# Problem description:
Transcribe every entry word for word. Skip the pictures.

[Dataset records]
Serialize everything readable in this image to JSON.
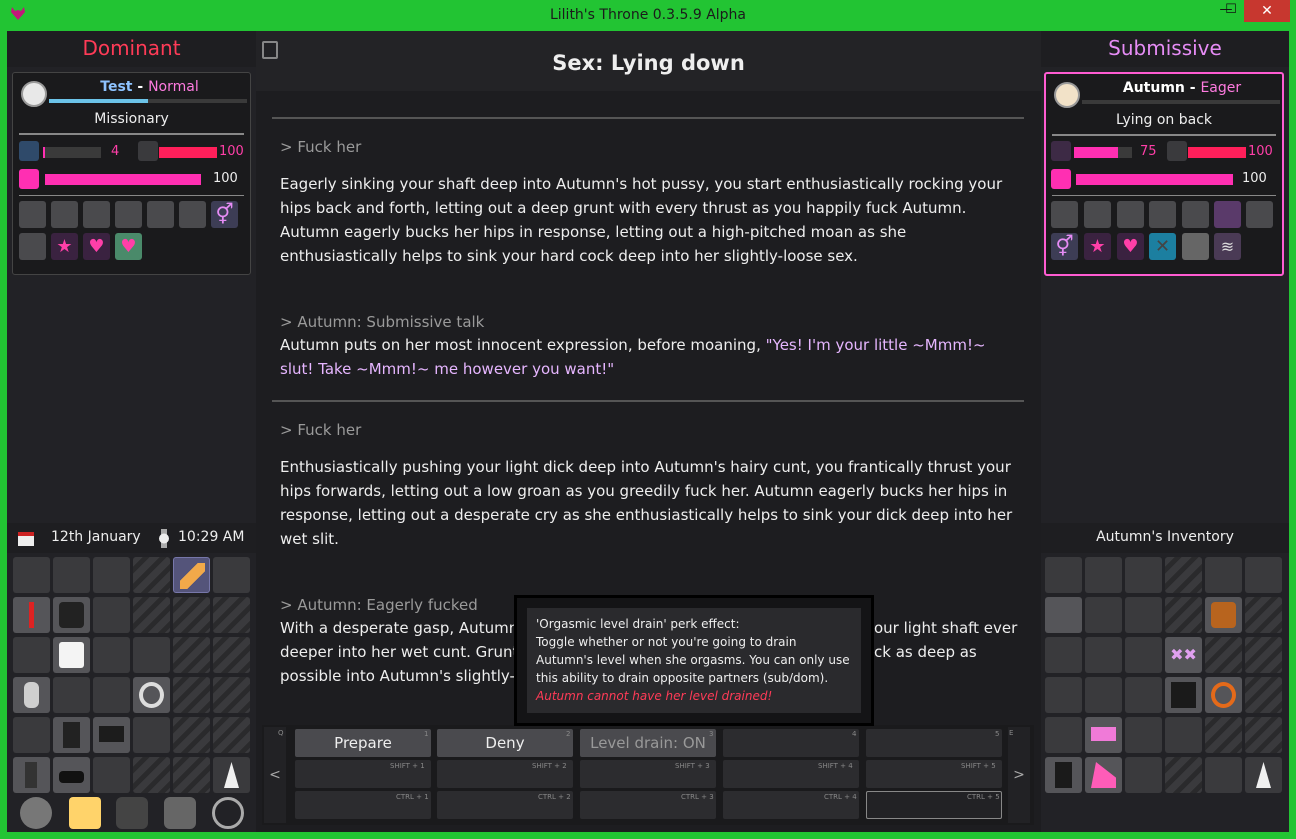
{
  "window": {
    "title": "Lilith's Throne 0.3.5.9 Alpha",
    "minimize": "—",
    "maximize": "☐",
    "close": "✕"
  },
  "colors": {
    "accent": "#22c433",
    "dominant": "#ff3b57",
    "submissive": "#e68cf5",
    "pink_bar": "#ff2fb2",
    "tooltip_warning": "#ff3b57"
  },
  "left": {
    "header": "Dominant",
    "card": {
      "name": "Test",
      "separator": " - ",
      "mood": "Normal",
      "xp_fraction": 0.5,
      "position": "Missionary",
      "arousal": {
        "value": "4",
        "fraction": 0.04
      },
      "lust": {
        "value": "100",
        "fraction": 1.0
      },
      "love": {
        "value": "100",
        "fraction": 1.0
      }
    },
    "date": "12th January",
    "time": "10:29 AM"
  },
  "center": {
    "title": "Sex: Lying down",
    "log": [
      {
        "action": "> Fuck her",
        "text": "Eagerly sinking your shaft deep into Autumn's hot pussy, you start enthusiastically rocking your hips back and forth, letting out a deep grunt with every thrust as you happily fuck Autumn. Autumn eagerly bucks her hips in response, letting out a high-pitched moan as she enthusiastically helps to sink your hard cock deep into her slightly-loose sex."
      },
      {
        "action": "> Autumn: Submissive talk",
        "text": "Autumn puts on her most innocent expression, before moaning, ",
        "speech": "\"Yes! I'm your little ~Mmm!~ slut! Take ~Mmm!~ me however you want!\""
      },
      {
        "action": "> Fuck her",
        "text": "Enthusiastically pushing your light dick deep into Autumn's hairy cunt, you frantically thrust your hips forwards, letting out a low groan as you greedily fuck her. Autumn eagerly bucks her hips in response, letting out a desperate cry as she enthusiastically helps to sink your dick deep into her wet slit."
      },
      {
        "action": "> Autumn: Eagerly fucked",
        "text_a": "With a desperate gasp, Autumn",
        "text_b": "our light shaft ever",
        "text_c": "deeper into her wet cunt. Grunt",
        "text_d": "ck as deep as",
        "text_e": "possible into Autumn's slightly-l"
      }
    ],
    "tooltip": {
      "title": "'Orgasmic level drain' perk effect:",
      "body": "Toggle whether or not you're going to drain Autumn's level when she orgasms. You can only use this ability to drain opposite partners (sub/dom).",
      "warning": "Autumn cannot have her level drained!"
    },
    "actions": {
      "row1": [
        "Prepare",
        "Deny",
        "Level drain: ON",
        "",
        ""
      ],
      "row1_keys": [
        "1",
        "2",
        "3",
        "4",
        "5"
      ],
      "row2_keys": [
        "SHIFT + 1",
        "SHIFT + 2",
        "SHIFT + 3",
        "SHIFT + 4",
        "SHIFT + 5"
      ],
      "row3_keys": [
        "CTRL + 1",
        "CTRL + 2",
        "CTRL + 3",
        "CTRL + 4",
        "CTRL + 5"
      ],
      "prev_key": "Q",
      "next_key": "E",
      "prev": "<",
      "next": ">"
    }
  },
  "right": {
    "header": "Submissive",
    "card": {
      "name": "Autumn",
      "separator": " - ",
      "mood": "Eager",
      "xp_fraction": 0.0,
      "position": "Lying on back",
      "arousal": {
        "value": "75",
        "fraction": 0.75
      },
      "lust": {
        "value": "100",
        "fraction": 1.0
      },
      "love": {
        "value": "100",
        "fraction": 1.0
      }
    },
    "inventory_title": "Autumn's Inventory"
  }
}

# Output of the task:
Serialize everything readable in this image to JSON.
{
  "window": {
    "title": "Lilith's Throne 0.3.5.9 Alpha",
    "minimize": "—",
    "maximize": "☐",
    "close": "✕"
  },
  "colors": {
    "accent": "#22c433",
    "dominant": "#ff3b57",
    "submissive": "#e68cf5",
    "pink_bar": "#ff2fb2",
    "tooltip_warning": "#ff3b57"
  },
  "left": {
    "header": "Dominant",
    "card": {
      "name": "Test",
      "separator": " - ",
      "mood": "Normal",
      "xp_fraction": 0.5,
      "position": "Missionary",
      "arousal": {
        "value": "4",
        "fraction": 0.04
      },
      "lust": {
        "value": "100",
        "fraction": 1.0
      },
      "love": {
        "value": "100",
        "fraction": 1.0
      }
    },
    "date": "12th January",
    "time": "10:29 AM"
  },
  "center": {
    "title": "Sex: Lying down",
    "log": [
      {
        "action": "> Fuck her",
        "text": "Eagerly sinking your shaft deep into Autumn's hot pussy, you start enthusiastically rocking your hips back and forth, letting out a deep grunt with every thrust as you happily fuck Autumn. Autumn eagerly bucks her hips in response, letting out a high-pitched moan as she enthusiastically helps to sink your hard cock deep into her slightly-loose sex."
      },
      {
        "action": "> Autumn: Submissive talk",
        "text": "Autumn puts on her most innocent expression, before moaning, ",
        "speech": "\"Yes! I'm your little ~Mmm!~ slut! Take ~Mmm!~ me however you want!\""
      },
      {
        "action": "> Fuck her",
        "text": "Enthusiastically pushing your light dick deep into Autumn's hairy cunt, you frantically thrust your hips forwards, letting out a low groan as you greedily fuck her. Autumn eagerly bucks her hips in response, letting out a desperate cry as she enthusiastically helps to sink your dick deep into her wet slit."
      },
      {
        "action": "> Autumn: Eagerly fucked",
        "text_a": "With a desperate gasp, Autumn",
        "text_b": "our light shaft ever",
        "text_c": "deeper into her wet cunt. Grunt",
        "text_d": "ck as deep as",
        "text_e": "possible into Autumn's slightly-l"
      }
    ],
    "tooltip": {
      "title": "'Orgasmic level drain' perk effect:",
      "body": "Toggle whether or not you're going to drain Autumn's level when she orgasms. You can only use this ability to drain opposite partners (sub/dom).",
      "warning": "Autumn cannot have her level drained!"
    },
    "actions": {
      "row1": [
        "Prepare",
        "Deny",
        "Level drain: ON",
        "",
        ""
      ],
      "row1_keys": [
        "1",
        "2",
        "3",
        "4",
        "5"
      ],
      "row2_keys": [
        "SHIFT + 1",
        "SHIFT + 2",
        "SHIFT + 3",
        "SHIFT + 4",
        "SHIFT + 5"
      ],
      "row3_keys": [
        "CTRL + 1",
        "CTRL + 2",
        "CTRL + 3",
        "CTRL + 4",
        "CTRL + 5"
      ],
      "prev_key": "Q",
      "next_key": "E",
      "prev": "<",
      "next": ">"
    }
  },
  "right": {
    "header": "Submissive",
    "card": {
      "name": "Autumn",
      "separator": " - ",
      "mood": "Eager",
      "xp_fraction": 0.0,
      "position": "Lying on back",
      "arousal": {
        "value": "75",
        "fraction": 0.75
      },
      "lust": {
        "value": "100",
        "fraction": 1.0
      },
      "love": {
        "value": "100",
        "fraction": 1.0
      }
    },
    "inventory_title": "Autumn's Inventory"
  }
}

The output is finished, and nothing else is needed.